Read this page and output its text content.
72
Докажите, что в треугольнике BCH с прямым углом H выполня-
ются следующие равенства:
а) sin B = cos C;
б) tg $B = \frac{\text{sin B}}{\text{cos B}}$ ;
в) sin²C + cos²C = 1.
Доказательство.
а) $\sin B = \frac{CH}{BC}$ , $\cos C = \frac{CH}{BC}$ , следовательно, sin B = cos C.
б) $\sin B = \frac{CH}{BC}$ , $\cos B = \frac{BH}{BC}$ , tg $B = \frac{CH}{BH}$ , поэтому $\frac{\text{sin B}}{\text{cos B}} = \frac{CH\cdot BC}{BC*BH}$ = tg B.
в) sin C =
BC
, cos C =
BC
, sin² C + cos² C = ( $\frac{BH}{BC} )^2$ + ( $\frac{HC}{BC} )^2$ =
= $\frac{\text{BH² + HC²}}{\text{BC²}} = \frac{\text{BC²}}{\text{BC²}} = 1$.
____________
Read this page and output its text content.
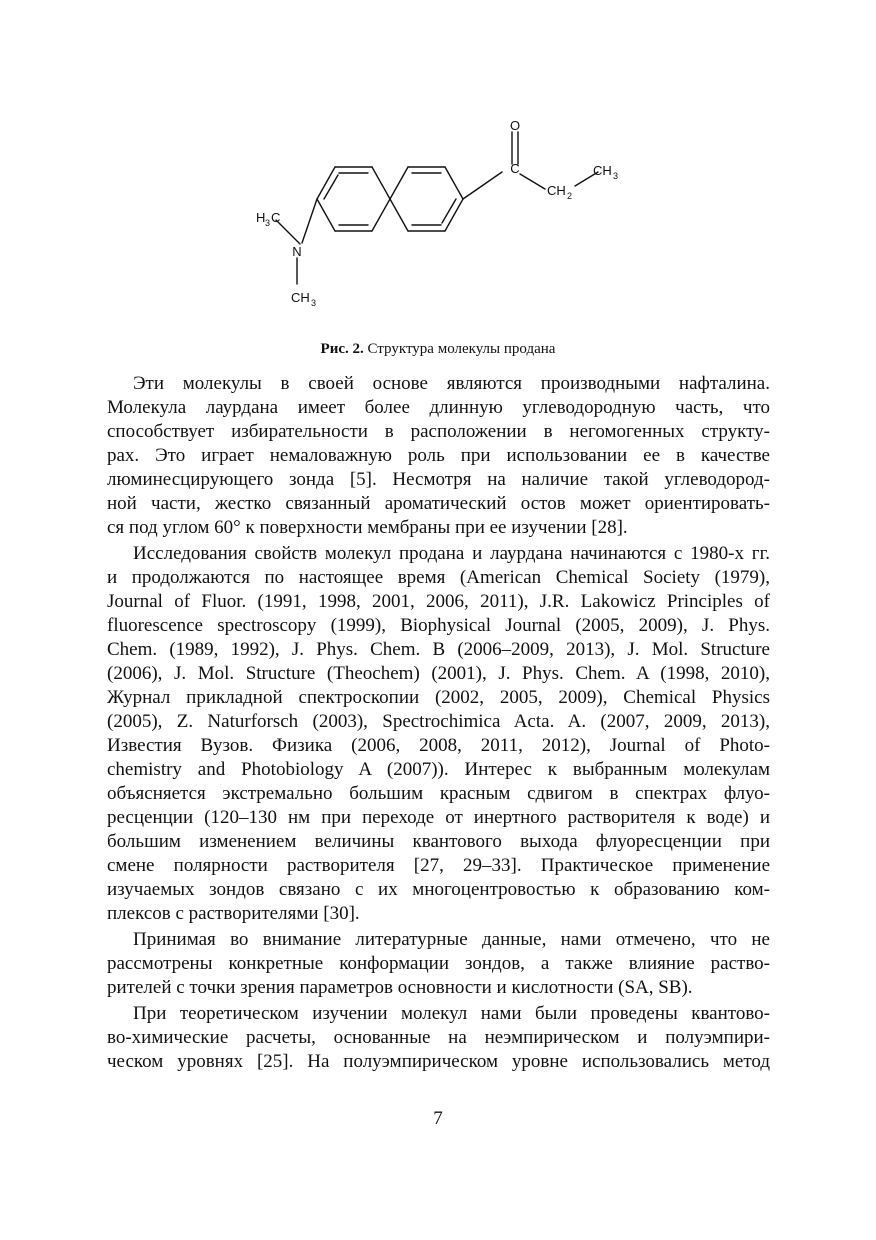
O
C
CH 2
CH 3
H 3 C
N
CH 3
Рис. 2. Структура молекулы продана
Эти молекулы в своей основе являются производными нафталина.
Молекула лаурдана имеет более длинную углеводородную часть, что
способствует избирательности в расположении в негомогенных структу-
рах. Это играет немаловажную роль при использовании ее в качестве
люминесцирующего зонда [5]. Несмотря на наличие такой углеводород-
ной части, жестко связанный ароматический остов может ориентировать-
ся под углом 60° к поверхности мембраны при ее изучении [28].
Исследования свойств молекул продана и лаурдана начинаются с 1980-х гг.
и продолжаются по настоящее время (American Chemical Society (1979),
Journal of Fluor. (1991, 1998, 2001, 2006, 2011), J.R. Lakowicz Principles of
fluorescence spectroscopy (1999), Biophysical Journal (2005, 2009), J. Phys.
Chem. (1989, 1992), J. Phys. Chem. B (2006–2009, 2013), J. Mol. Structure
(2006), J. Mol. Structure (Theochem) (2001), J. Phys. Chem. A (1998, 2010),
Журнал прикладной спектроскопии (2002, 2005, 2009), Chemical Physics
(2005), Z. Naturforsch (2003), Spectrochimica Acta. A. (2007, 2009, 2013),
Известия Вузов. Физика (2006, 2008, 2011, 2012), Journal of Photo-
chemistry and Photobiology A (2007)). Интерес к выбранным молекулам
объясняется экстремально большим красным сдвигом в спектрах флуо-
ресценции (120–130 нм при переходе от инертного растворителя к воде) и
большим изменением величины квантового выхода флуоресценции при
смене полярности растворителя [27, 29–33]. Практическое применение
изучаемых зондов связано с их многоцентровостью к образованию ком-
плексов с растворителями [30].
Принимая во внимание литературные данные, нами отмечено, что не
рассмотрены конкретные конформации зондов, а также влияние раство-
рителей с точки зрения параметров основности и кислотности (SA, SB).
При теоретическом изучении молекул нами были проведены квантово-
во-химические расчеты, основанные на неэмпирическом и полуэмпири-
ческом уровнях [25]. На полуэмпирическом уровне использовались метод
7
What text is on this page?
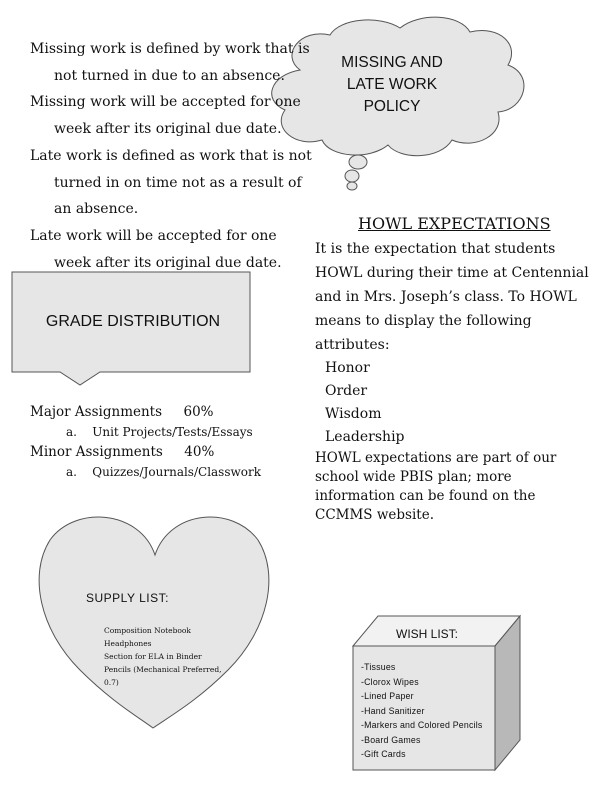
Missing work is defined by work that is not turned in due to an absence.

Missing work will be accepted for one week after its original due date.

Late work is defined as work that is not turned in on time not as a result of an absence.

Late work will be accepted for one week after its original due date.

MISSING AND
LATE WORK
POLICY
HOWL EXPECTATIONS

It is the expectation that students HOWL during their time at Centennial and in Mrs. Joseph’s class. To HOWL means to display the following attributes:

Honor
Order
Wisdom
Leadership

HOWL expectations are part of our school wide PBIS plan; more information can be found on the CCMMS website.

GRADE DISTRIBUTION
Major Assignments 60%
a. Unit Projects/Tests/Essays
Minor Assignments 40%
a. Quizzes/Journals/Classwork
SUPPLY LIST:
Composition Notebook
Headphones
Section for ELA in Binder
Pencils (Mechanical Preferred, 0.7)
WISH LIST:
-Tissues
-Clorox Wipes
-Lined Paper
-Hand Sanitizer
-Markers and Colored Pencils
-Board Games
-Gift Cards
____________
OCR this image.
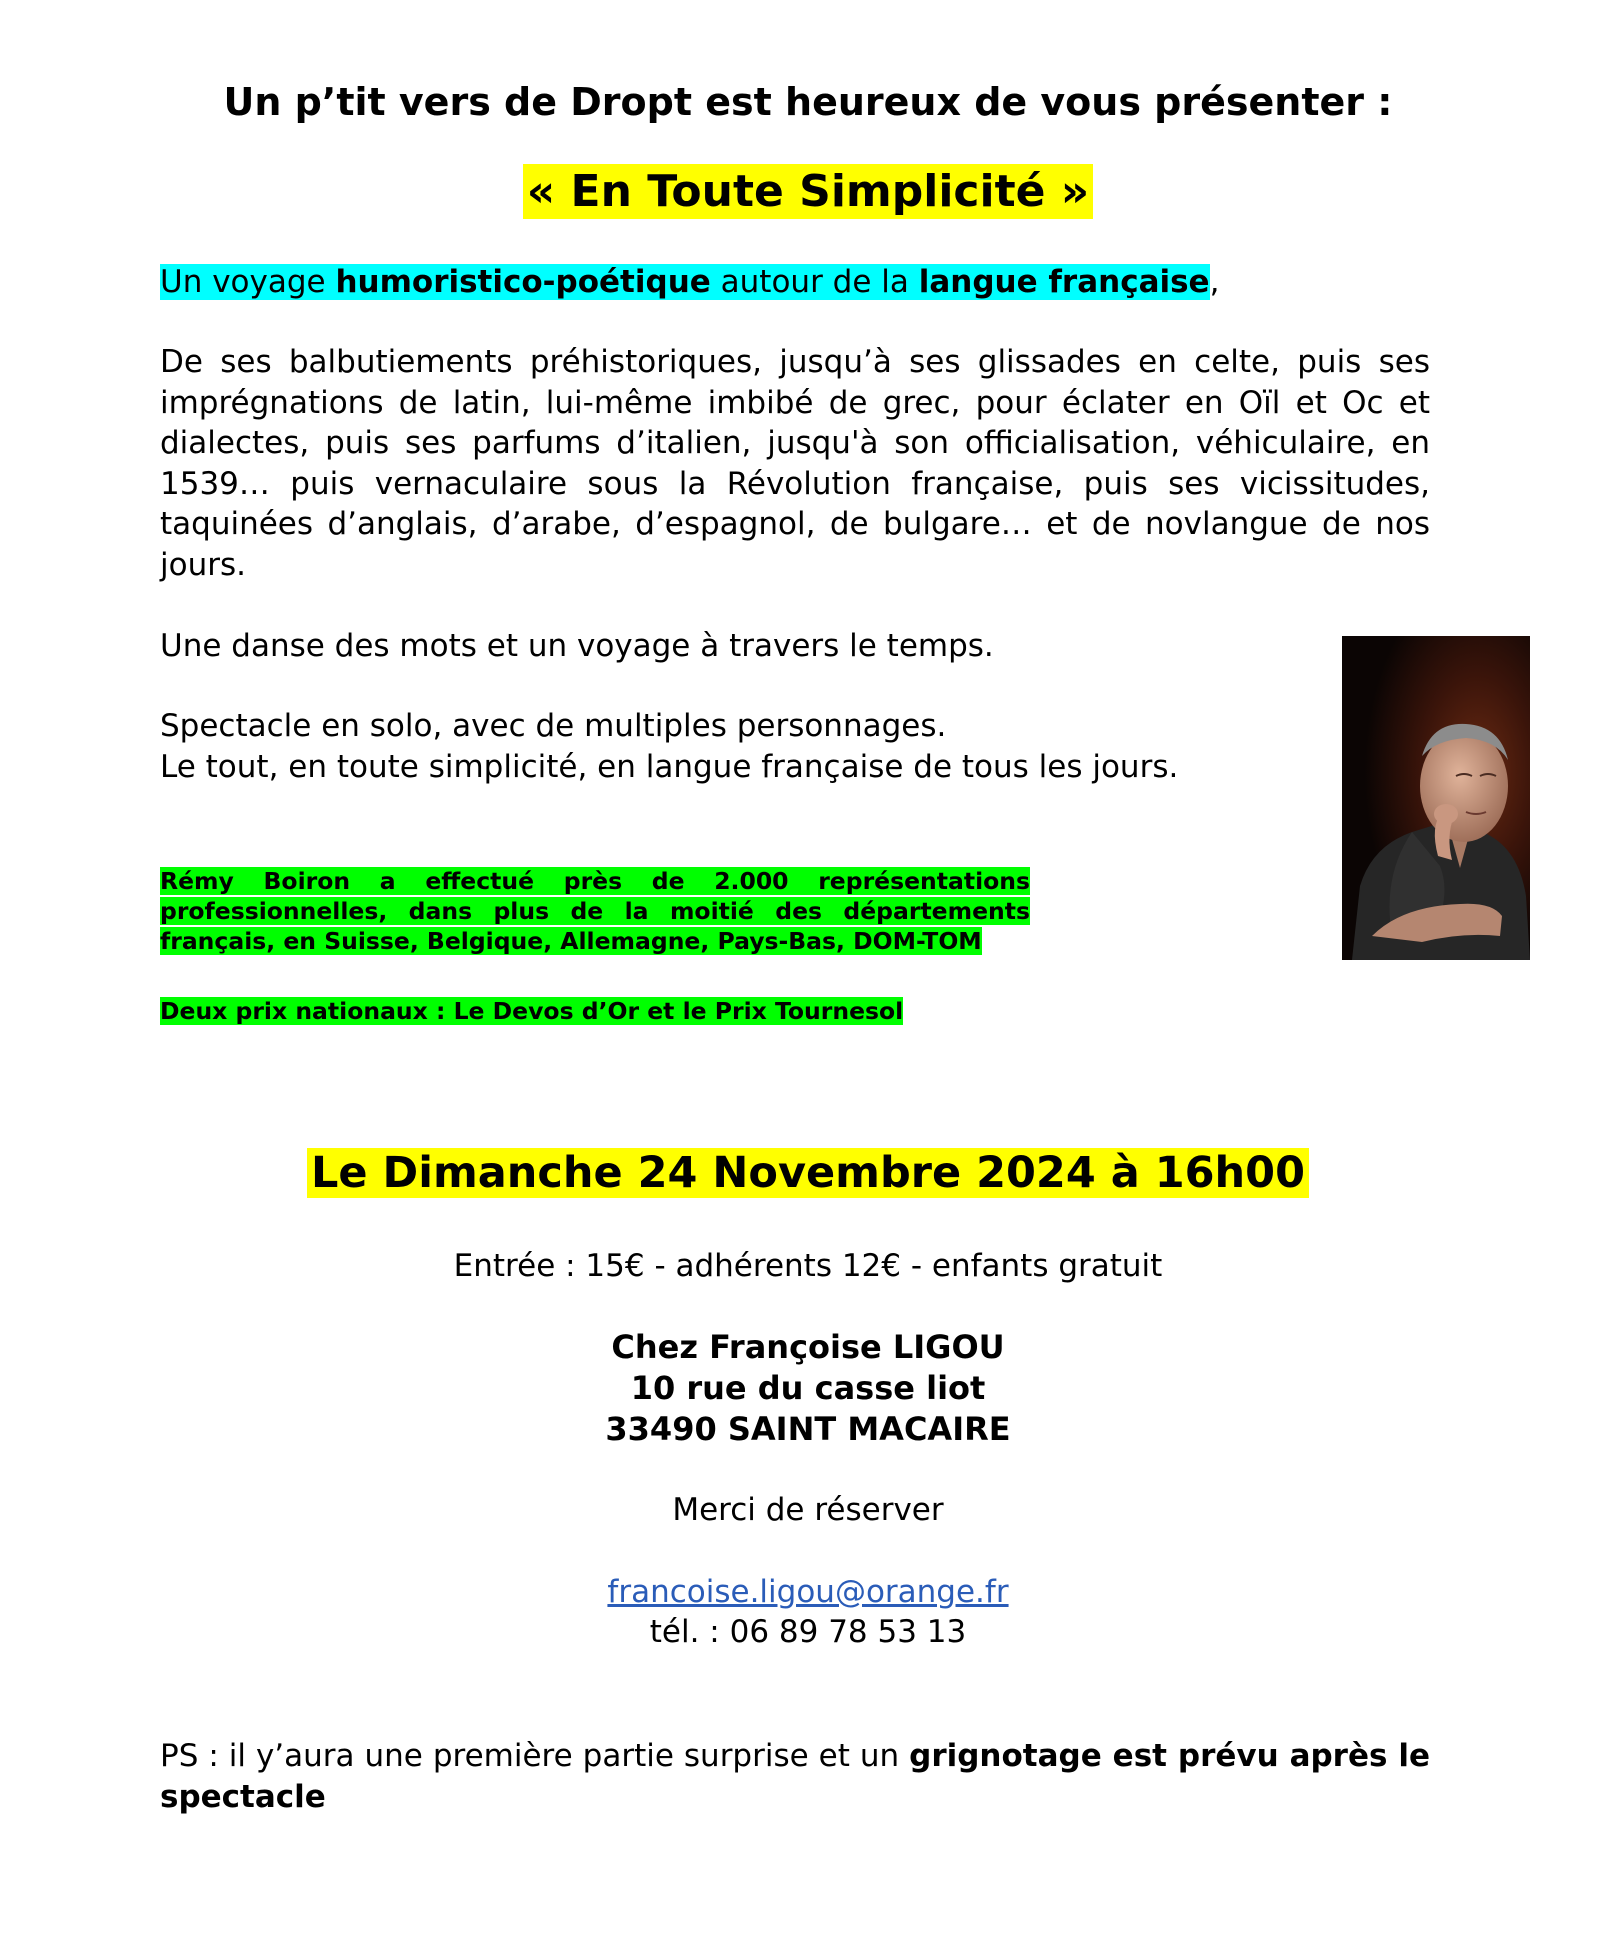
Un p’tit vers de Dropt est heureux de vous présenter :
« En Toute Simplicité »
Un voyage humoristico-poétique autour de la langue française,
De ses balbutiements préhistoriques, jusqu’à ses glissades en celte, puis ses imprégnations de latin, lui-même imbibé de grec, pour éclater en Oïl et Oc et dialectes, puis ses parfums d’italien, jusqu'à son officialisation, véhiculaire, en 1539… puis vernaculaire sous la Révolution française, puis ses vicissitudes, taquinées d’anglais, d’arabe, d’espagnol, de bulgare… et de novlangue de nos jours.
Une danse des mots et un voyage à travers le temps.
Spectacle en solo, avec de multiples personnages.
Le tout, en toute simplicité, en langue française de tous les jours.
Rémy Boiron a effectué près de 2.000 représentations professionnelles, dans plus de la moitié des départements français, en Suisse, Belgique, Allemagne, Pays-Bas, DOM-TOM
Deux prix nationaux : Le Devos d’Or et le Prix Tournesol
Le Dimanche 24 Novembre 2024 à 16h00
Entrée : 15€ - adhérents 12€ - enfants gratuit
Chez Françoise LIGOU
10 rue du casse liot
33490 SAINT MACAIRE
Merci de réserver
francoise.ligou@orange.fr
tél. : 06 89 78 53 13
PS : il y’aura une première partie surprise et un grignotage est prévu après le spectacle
____________
TO DO:
In how many lines of the data does the string "will" appear? Give only the number.

TASK SOLUTION:
2